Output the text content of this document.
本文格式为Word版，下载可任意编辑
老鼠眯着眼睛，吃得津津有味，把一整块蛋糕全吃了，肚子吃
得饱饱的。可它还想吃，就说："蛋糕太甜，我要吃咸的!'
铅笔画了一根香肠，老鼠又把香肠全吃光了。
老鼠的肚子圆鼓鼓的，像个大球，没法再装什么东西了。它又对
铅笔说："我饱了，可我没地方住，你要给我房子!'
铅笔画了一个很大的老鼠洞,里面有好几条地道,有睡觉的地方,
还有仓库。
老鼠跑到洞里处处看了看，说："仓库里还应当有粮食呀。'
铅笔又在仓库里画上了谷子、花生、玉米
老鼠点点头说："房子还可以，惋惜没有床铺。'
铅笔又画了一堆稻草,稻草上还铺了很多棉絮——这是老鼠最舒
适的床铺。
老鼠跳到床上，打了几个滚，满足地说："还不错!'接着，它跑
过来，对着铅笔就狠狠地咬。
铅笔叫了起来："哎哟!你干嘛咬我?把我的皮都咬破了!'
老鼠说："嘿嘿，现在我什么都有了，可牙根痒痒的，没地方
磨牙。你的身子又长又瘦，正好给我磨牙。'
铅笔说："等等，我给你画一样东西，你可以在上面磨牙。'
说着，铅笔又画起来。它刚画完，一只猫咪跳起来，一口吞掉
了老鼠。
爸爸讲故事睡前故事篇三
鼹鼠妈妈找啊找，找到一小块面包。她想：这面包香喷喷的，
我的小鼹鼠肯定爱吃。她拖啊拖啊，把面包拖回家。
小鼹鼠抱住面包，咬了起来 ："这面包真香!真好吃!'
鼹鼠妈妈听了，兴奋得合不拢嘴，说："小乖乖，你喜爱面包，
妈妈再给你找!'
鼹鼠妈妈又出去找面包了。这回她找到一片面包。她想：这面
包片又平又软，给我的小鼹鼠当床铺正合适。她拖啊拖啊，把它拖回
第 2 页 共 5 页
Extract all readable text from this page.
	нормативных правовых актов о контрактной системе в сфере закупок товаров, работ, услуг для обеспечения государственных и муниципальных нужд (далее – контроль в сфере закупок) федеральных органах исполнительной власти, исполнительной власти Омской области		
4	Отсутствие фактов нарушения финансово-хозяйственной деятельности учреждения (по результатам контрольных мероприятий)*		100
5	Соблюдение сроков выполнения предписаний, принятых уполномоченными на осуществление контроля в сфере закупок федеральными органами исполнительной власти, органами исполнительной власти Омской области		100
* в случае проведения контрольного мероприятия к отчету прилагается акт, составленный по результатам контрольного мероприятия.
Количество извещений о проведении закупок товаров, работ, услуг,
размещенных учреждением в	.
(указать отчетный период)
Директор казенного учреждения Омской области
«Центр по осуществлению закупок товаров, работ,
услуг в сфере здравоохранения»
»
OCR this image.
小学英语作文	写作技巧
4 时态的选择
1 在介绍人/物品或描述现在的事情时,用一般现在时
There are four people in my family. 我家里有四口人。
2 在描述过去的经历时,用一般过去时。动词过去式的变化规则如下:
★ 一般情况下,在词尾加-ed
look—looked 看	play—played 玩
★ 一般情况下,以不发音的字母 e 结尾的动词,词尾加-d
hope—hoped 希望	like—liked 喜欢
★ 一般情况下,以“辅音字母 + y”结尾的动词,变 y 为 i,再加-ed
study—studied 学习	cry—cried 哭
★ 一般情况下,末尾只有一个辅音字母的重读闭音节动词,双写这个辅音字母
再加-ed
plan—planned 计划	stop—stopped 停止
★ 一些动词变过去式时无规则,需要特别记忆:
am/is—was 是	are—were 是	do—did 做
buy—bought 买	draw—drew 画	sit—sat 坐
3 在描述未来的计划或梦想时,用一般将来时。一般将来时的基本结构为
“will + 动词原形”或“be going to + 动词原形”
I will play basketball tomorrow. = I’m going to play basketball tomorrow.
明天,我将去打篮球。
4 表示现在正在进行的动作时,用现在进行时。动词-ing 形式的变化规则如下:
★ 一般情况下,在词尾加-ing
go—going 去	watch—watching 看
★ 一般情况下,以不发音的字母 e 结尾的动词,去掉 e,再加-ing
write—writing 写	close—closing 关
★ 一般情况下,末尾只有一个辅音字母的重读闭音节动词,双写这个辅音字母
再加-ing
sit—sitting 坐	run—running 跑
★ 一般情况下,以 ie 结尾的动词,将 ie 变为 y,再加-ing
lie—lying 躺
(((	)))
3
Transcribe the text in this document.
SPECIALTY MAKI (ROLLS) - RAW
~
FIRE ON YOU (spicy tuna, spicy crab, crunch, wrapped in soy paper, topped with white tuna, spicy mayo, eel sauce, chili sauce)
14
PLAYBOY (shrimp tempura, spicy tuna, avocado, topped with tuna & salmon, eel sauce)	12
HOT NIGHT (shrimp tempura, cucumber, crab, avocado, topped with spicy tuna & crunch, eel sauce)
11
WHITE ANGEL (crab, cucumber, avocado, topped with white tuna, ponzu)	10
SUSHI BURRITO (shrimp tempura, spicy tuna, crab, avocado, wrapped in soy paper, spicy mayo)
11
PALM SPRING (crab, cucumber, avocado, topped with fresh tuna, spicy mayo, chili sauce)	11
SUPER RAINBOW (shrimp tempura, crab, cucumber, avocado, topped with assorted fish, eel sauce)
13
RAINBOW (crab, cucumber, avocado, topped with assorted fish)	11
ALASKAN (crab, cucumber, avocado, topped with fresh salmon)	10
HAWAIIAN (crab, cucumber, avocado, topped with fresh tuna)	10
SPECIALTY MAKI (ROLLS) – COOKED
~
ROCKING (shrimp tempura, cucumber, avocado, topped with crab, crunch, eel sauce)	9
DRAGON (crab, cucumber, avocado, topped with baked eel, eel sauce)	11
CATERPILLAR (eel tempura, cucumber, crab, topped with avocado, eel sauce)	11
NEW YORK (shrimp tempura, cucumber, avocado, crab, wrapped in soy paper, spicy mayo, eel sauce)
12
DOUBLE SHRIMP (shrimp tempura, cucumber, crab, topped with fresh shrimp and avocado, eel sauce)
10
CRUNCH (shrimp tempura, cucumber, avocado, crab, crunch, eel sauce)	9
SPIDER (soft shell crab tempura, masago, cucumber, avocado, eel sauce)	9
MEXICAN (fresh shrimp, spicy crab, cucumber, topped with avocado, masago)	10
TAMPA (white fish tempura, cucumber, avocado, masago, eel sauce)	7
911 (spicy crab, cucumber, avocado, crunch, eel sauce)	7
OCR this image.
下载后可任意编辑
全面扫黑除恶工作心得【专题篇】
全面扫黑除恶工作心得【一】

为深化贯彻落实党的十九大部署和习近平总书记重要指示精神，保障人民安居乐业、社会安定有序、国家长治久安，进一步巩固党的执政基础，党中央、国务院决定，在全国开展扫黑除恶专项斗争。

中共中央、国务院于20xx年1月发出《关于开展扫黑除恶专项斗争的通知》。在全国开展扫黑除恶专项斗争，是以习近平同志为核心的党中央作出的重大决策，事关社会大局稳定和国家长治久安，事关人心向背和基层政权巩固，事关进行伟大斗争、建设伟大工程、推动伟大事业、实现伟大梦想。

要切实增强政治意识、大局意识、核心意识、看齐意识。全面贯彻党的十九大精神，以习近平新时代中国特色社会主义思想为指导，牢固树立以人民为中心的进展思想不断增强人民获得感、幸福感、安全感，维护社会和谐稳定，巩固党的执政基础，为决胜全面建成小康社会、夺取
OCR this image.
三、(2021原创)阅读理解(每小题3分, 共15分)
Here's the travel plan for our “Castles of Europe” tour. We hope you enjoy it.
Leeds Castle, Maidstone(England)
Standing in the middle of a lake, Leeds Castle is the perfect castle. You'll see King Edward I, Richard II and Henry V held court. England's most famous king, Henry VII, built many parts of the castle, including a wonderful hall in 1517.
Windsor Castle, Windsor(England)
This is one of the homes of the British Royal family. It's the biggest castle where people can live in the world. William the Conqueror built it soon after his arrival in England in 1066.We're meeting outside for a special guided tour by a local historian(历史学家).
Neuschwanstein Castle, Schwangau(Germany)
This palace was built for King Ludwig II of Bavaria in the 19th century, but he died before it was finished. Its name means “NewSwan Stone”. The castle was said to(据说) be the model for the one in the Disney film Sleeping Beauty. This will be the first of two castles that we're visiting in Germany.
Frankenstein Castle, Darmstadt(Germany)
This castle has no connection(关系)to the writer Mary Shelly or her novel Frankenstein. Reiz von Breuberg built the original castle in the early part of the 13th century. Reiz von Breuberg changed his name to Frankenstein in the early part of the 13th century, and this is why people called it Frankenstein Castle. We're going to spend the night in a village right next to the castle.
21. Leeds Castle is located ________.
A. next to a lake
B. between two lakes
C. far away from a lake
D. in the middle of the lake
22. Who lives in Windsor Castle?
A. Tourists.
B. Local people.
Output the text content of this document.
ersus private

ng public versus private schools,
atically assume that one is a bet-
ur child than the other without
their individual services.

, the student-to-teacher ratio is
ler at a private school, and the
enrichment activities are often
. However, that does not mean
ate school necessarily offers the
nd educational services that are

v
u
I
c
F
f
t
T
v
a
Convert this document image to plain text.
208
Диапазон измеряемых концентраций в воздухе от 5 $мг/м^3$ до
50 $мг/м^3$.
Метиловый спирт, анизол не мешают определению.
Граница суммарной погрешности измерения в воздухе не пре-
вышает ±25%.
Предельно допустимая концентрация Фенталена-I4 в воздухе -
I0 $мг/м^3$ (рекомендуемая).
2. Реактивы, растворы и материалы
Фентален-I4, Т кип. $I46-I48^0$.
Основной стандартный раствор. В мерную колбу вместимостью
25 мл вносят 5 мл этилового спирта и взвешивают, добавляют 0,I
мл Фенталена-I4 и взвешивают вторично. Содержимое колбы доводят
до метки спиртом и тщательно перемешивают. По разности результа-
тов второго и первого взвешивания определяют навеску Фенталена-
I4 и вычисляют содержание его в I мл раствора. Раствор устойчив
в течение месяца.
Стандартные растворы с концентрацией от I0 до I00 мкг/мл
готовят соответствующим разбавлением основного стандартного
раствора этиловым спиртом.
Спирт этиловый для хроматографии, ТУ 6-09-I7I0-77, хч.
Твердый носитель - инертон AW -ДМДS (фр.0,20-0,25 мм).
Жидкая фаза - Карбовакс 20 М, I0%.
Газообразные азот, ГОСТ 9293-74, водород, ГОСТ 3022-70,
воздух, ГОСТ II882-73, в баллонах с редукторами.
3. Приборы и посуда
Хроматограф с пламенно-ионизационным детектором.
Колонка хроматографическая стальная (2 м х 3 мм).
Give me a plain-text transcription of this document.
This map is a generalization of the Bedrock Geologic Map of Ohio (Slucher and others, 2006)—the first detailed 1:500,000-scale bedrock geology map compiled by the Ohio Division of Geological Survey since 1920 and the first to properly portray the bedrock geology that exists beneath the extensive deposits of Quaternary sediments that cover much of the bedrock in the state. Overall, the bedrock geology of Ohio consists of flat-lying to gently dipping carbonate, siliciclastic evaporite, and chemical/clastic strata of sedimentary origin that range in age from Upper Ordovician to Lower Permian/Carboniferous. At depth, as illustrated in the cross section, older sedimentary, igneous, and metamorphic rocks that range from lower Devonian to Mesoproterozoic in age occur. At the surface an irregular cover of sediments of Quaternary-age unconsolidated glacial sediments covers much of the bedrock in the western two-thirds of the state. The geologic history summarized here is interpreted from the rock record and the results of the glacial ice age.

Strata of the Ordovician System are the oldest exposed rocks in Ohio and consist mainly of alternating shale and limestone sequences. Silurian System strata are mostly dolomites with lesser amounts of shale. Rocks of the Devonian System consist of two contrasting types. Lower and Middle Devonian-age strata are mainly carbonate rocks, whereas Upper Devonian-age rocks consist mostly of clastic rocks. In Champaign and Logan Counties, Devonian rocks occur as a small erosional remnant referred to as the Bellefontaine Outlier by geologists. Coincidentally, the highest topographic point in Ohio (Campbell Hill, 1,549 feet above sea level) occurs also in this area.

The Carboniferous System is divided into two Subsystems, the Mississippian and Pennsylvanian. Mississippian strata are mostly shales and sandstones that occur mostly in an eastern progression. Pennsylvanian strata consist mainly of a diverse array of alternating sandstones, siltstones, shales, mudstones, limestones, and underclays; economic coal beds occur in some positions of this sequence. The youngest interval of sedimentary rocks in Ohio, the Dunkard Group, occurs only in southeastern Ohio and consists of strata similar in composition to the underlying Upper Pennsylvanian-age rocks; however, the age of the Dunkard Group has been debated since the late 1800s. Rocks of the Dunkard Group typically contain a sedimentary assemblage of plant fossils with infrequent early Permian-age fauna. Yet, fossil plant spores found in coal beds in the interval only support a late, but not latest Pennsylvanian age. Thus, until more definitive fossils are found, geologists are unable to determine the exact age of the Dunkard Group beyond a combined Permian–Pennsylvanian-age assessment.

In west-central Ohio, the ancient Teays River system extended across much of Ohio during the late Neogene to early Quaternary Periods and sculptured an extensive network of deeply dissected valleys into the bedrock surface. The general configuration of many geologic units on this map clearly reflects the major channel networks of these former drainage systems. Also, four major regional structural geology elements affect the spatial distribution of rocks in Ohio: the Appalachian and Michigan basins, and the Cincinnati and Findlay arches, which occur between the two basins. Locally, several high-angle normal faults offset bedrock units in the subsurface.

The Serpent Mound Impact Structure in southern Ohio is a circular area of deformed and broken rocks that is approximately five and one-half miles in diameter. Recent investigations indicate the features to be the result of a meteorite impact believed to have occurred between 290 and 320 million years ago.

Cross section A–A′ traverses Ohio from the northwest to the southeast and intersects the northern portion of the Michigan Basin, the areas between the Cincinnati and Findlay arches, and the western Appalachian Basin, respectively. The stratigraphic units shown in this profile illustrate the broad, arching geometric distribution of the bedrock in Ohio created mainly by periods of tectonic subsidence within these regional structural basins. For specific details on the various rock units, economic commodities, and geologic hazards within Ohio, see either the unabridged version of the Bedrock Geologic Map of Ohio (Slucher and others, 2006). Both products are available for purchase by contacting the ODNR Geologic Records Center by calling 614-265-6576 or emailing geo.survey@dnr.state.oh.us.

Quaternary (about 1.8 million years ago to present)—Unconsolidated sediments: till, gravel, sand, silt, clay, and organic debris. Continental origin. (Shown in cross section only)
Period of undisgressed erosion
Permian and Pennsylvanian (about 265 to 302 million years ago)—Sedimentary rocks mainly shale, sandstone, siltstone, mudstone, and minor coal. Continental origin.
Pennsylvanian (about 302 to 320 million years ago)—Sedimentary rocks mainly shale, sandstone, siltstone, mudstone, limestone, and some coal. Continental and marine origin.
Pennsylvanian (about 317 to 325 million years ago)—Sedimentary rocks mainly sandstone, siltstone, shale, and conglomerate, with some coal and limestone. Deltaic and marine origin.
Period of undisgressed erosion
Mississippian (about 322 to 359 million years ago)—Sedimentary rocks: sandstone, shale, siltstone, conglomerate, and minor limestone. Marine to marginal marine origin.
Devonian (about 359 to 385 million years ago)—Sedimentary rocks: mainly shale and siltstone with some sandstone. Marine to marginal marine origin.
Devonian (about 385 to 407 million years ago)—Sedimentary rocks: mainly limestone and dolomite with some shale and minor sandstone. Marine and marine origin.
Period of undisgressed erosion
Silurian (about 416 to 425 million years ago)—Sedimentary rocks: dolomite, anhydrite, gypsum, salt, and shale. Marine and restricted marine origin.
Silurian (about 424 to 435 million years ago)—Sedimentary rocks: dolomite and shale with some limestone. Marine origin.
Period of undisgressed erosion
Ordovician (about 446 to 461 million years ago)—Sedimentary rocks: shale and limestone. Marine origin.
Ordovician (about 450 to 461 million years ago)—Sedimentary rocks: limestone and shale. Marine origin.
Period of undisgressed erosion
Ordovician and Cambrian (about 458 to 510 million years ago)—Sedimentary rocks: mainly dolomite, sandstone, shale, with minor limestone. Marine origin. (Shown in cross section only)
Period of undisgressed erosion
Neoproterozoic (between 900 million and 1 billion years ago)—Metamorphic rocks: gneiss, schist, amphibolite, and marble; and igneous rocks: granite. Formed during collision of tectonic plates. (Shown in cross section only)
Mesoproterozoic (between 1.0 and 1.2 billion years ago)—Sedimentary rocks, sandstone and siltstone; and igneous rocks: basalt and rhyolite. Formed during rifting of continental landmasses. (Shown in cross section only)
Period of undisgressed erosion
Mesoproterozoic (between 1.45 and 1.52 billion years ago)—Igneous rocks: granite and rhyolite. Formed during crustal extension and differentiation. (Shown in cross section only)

——————

» **The problem**:
Look through the material above. Copy each line where the word "учреждения" appears.

» **Final answer**:
4	Отсутствие фактов нарушения финансово-хозяйственной деятельности учреждения (по результатам контрольных мероприятий)*		100
Директор казенного учреждения Омской области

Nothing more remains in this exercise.